Stored data entries:
>> Start

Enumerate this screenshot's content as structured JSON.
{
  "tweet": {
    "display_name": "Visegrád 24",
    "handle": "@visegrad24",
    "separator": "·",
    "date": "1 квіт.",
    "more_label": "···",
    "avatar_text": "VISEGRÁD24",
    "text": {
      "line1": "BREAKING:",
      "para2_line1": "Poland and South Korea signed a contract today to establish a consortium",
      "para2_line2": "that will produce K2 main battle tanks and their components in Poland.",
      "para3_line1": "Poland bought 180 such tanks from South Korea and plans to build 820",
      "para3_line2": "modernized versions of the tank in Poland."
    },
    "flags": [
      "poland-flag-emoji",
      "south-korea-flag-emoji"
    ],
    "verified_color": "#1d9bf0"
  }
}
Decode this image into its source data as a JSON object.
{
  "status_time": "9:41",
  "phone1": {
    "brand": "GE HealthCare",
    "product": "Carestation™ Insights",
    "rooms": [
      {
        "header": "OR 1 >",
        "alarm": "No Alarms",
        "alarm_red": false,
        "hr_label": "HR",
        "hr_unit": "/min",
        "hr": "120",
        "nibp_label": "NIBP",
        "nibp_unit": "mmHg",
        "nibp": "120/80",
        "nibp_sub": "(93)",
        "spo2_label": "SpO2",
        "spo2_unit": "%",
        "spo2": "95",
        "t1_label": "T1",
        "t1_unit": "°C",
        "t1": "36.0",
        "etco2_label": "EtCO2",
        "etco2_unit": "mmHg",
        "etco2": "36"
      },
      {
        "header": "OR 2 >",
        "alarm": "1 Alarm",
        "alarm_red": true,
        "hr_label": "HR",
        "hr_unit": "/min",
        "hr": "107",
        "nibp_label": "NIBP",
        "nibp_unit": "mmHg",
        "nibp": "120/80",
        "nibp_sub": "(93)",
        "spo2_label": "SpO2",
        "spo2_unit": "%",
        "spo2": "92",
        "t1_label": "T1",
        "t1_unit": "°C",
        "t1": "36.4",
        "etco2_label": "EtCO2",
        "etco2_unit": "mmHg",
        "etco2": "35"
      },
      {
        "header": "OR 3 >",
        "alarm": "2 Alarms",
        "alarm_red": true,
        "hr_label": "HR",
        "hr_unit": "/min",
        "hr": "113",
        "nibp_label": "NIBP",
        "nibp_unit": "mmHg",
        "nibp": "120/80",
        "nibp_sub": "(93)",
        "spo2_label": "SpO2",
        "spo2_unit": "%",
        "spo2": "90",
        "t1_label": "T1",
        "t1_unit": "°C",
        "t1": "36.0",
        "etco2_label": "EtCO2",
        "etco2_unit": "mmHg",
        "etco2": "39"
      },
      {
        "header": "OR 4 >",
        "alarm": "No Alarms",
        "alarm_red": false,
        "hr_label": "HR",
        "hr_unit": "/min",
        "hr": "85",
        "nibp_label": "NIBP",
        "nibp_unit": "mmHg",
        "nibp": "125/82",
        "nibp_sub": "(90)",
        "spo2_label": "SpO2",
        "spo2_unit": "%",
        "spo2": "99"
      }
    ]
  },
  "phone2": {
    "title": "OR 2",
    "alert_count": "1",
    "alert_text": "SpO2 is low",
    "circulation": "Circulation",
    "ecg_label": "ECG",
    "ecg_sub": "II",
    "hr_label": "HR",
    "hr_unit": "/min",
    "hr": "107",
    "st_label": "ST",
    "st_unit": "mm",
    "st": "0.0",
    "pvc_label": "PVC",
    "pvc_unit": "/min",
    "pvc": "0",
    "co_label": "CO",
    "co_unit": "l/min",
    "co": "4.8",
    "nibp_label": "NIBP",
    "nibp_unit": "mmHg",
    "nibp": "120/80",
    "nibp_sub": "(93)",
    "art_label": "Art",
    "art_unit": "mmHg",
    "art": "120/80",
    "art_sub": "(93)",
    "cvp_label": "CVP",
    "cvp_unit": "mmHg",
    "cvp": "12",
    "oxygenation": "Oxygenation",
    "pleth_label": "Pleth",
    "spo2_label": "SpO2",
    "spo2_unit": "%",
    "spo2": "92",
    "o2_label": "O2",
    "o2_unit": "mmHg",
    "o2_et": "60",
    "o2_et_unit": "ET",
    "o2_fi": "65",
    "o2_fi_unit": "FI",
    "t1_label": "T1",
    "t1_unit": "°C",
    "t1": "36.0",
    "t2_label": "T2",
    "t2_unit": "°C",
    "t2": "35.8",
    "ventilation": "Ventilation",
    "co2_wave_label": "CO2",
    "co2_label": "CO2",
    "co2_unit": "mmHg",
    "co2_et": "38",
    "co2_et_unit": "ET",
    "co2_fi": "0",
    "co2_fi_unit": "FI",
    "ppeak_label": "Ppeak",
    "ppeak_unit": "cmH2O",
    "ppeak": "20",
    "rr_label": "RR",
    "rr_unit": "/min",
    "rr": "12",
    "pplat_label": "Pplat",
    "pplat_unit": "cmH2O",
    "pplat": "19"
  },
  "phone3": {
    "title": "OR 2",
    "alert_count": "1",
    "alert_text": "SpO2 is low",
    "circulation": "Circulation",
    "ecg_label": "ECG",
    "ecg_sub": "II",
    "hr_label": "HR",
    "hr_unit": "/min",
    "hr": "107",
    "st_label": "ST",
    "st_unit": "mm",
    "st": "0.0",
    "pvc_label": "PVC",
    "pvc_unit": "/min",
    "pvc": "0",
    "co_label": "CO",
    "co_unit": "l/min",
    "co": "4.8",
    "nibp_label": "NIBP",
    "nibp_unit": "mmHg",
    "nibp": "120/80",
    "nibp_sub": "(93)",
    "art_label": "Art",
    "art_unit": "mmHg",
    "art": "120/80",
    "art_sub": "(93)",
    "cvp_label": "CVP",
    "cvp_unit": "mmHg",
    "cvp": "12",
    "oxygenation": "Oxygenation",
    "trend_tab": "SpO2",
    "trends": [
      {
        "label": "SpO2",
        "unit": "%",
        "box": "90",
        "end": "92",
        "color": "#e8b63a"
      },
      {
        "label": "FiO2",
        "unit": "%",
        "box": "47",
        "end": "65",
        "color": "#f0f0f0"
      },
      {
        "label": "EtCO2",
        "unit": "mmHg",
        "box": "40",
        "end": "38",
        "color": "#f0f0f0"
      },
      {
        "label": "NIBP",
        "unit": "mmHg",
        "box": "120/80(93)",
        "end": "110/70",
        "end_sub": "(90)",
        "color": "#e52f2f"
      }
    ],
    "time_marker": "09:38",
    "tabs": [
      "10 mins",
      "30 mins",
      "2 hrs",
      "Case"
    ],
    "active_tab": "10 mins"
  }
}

>> End
>> Start

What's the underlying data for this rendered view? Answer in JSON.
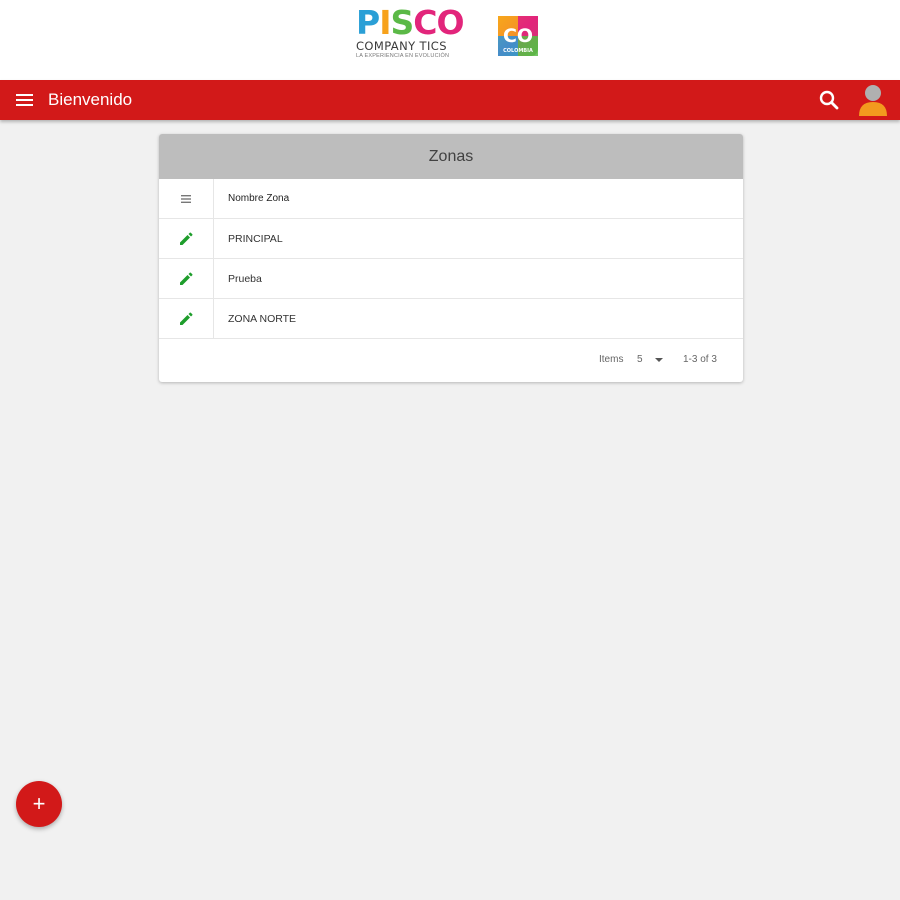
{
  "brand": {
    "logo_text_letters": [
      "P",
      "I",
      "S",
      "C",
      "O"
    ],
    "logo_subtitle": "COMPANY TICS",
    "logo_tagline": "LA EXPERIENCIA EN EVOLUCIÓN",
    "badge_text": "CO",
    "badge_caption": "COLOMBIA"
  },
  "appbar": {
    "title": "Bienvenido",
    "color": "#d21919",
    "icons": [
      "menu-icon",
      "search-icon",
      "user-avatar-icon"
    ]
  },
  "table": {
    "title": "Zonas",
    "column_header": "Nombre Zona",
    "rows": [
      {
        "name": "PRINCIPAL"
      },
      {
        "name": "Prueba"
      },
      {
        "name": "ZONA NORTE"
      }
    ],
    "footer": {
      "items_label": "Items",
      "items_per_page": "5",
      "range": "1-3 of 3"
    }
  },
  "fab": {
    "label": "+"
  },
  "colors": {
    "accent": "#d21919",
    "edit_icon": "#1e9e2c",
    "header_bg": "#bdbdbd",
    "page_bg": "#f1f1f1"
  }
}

>> End
>> Start

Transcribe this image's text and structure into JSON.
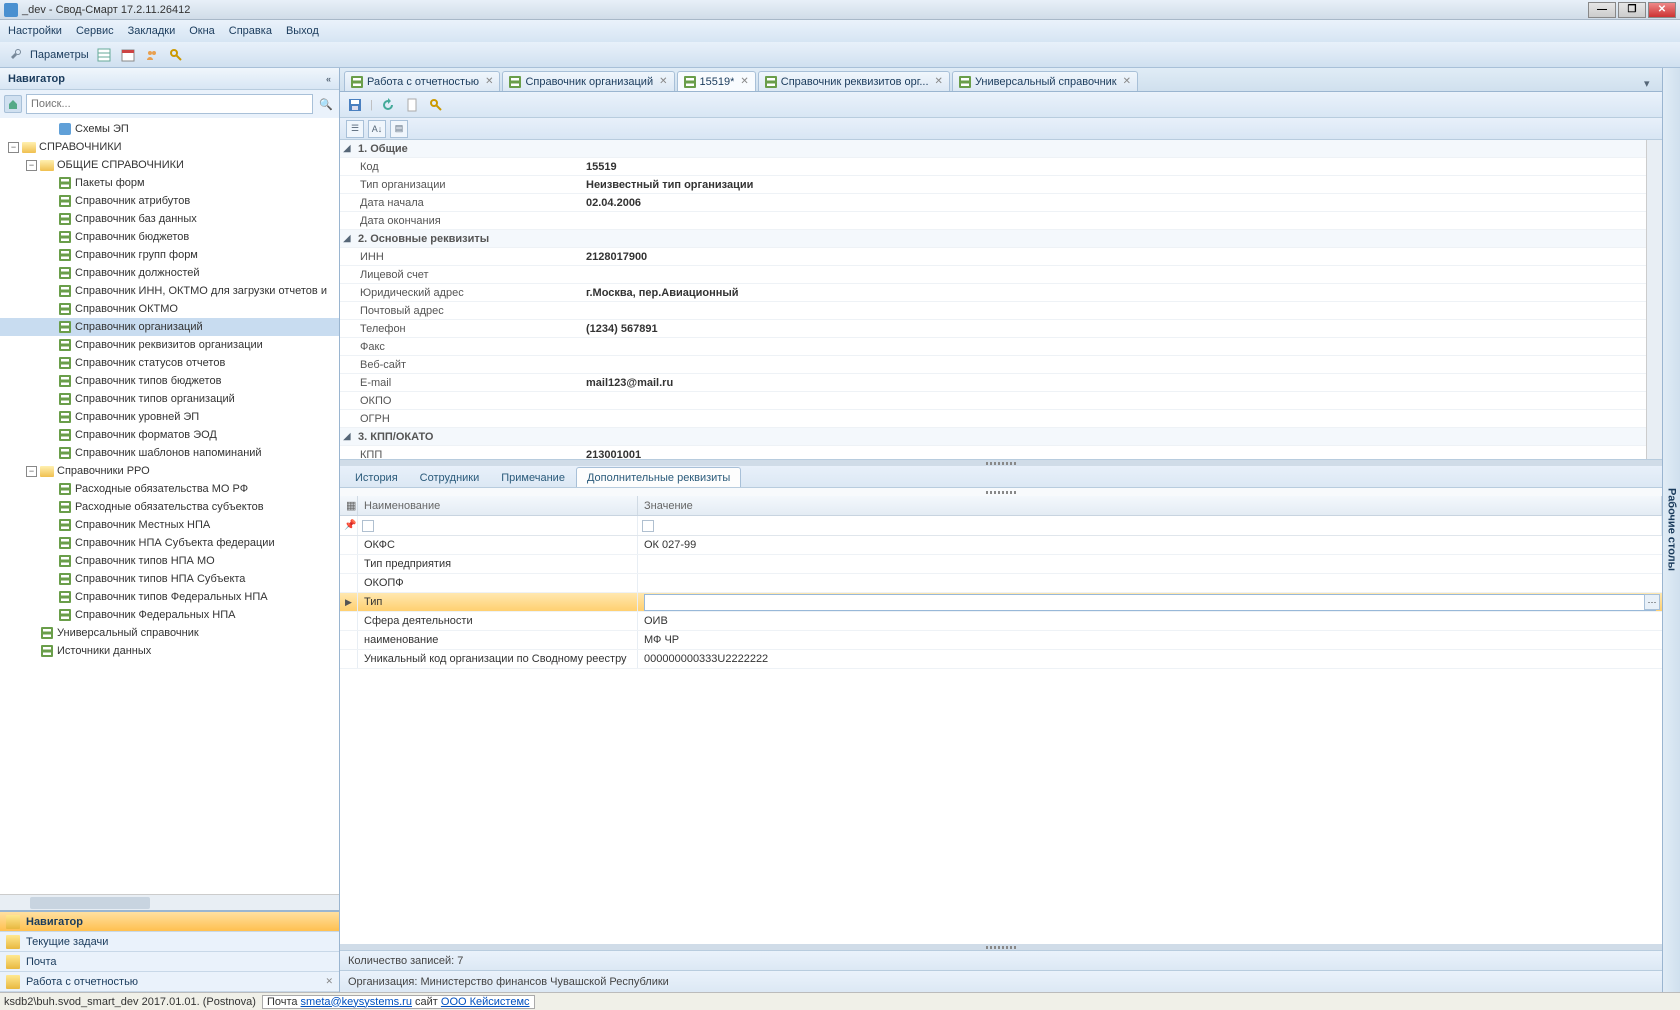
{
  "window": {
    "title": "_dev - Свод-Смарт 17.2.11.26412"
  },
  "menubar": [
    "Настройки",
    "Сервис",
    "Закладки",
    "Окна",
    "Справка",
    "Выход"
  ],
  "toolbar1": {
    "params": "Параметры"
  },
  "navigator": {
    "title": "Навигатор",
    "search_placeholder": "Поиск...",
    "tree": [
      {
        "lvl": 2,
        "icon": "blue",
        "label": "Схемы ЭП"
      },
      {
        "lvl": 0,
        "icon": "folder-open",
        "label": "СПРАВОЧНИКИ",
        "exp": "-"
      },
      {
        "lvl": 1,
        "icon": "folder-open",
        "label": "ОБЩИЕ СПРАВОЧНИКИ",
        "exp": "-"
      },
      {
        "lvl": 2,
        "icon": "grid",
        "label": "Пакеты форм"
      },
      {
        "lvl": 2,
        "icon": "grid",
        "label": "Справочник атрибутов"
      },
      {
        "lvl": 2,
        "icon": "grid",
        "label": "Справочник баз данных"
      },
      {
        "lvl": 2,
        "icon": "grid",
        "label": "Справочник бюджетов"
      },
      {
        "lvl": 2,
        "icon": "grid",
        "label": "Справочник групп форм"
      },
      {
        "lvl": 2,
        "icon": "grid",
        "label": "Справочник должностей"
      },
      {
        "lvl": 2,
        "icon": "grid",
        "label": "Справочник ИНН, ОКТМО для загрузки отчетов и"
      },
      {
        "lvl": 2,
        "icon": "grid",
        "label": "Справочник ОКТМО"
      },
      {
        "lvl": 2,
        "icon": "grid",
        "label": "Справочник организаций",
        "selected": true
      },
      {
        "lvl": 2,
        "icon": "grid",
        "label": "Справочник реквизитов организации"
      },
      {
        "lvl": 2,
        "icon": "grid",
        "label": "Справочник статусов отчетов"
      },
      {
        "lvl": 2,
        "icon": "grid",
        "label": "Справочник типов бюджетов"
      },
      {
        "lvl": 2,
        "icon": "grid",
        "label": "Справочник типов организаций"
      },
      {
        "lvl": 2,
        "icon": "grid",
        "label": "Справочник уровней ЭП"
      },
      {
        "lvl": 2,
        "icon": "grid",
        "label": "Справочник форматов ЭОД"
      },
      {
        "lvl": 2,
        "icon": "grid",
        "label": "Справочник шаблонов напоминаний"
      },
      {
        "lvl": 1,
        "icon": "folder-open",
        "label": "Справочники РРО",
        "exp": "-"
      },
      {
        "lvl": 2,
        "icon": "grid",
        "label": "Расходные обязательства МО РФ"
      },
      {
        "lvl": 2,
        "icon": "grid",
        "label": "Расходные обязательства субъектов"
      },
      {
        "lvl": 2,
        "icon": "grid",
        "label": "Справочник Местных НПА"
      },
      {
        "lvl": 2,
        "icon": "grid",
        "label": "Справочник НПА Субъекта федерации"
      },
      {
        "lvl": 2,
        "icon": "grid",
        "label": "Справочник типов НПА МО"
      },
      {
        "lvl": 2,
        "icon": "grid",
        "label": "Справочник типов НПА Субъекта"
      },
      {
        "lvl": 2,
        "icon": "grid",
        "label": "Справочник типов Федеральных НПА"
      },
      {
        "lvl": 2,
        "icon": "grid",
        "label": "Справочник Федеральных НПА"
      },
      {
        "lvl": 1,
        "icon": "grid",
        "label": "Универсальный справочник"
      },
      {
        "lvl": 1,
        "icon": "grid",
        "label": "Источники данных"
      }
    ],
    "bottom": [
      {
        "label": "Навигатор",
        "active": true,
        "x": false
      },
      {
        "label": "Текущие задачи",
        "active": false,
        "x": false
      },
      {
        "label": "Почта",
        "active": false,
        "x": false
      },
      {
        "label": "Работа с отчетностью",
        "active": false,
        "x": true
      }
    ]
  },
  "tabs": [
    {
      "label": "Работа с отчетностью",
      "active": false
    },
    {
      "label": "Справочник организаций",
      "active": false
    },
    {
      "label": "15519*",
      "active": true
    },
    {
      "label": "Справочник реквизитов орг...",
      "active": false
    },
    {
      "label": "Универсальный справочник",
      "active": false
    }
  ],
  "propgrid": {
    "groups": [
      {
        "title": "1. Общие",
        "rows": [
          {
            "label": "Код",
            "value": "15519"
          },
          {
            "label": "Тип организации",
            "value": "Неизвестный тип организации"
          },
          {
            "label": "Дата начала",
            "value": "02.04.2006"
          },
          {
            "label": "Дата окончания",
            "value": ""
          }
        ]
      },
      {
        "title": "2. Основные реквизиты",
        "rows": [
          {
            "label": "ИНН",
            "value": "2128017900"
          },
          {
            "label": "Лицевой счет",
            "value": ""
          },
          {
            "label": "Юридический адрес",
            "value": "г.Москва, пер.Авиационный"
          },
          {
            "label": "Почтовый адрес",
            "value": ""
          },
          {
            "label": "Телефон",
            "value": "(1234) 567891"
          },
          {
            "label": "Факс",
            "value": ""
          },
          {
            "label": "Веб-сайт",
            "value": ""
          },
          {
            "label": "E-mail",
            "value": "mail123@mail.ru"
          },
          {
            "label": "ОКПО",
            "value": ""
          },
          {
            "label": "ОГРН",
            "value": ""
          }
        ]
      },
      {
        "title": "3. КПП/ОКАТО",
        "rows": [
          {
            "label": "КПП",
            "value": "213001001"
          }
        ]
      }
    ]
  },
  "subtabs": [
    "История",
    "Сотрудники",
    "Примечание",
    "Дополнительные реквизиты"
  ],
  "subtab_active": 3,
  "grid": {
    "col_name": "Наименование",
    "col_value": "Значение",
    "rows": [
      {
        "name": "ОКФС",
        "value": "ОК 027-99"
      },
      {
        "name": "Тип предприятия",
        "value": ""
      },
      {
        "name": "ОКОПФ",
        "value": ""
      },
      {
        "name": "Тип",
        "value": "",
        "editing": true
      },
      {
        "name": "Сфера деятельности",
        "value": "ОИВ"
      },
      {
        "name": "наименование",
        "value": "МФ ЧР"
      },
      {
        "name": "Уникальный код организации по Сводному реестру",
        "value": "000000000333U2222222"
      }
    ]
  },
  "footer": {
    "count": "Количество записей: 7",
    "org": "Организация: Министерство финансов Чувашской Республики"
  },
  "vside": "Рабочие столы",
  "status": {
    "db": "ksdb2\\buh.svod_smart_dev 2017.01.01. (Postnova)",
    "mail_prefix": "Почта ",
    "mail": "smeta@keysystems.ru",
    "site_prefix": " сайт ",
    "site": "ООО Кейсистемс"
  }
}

>> End

WORK TO BE COMPLETED: Search the listing for the word "реквизиты". Copy every line in which it occurs.

WRITTEN SOLUTION:
        "title": "2. Основные реквизиты",
    "Дополнительные реквизиты"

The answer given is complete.